Below is a set of records; restate each one word for word.

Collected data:
· · · · · · ·

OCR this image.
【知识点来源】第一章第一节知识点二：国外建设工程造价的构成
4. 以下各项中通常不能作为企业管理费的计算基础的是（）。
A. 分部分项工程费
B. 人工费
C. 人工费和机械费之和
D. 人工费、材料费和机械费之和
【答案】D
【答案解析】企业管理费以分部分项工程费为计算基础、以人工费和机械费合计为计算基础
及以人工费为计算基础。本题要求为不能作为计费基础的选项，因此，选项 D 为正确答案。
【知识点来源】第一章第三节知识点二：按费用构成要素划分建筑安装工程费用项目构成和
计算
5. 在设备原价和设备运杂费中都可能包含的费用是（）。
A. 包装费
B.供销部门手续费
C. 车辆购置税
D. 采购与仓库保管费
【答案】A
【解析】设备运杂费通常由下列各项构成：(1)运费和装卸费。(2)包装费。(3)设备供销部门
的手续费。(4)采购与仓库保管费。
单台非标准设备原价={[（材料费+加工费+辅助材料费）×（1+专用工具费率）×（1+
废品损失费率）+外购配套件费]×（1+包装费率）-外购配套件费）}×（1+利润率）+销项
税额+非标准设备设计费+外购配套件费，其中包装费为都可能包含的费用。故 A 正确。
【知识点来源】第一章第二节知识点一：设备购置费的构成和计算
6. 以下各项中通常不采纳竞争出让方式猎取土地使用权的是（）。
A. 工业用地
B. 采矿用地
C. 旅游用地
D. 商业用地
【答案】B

· · · · · · ·

» Solved problem:
OCR this image.
【知识点来源】第一章第一节知识点二：国外建设工程造价的构成
4. 以下各项中通常不能作为企业管理费的计算基础的是（）。
A. 分部分项工程费
B. 人工费
C. 人工费和机械费之和
D. 人工费、材料费和机械费之和
【答案】D
【答案解析】企业管理费以分部分项工程费为计算基础、以人工费和机械费合计为计算基础
及以人工费为计算基础。本题要求为不能作为计费基础的选项，因此，选项 D 为正确答案。
【知识点来源】第一章第三节知识点二：按费用构成要素划分建筑安装工程费用项目构成和
计算
5. 在设备原价和设备运杂费中都可能包含的费用是（）。
A. 包装费
B.供销部门手续费
C. 车辆购置税
D. 采购与仓库保管费
【答案】A
【解析】设备运杂费通常由下列各项构成：(1)运费和装卸费。(2)包装费。(3)设备供销部门
的手续费。(4)采购与仓库保管费。
单台非标准设备原价={[（材料费+加工费+辅助材料费）×（1+专用工具费率）×（1+
废品损失费率）+外购配套件费]×（1+包装费率）-外购配套件费）}×（1+利润率）+销项
税额+非标准设备设计费+外购配套件费，其中包装费为都可能包含的费用。故 A 正确。
【知识点来源】第一章第二节知识点一：设备购置费的构成和计算
6. 以下各项中通常不采纳竞争出让方式猎取土地使用权的是（）。
A. 工业用地
B. 采矿用地
C. 旅游用地
D. 商业用地
【答案】B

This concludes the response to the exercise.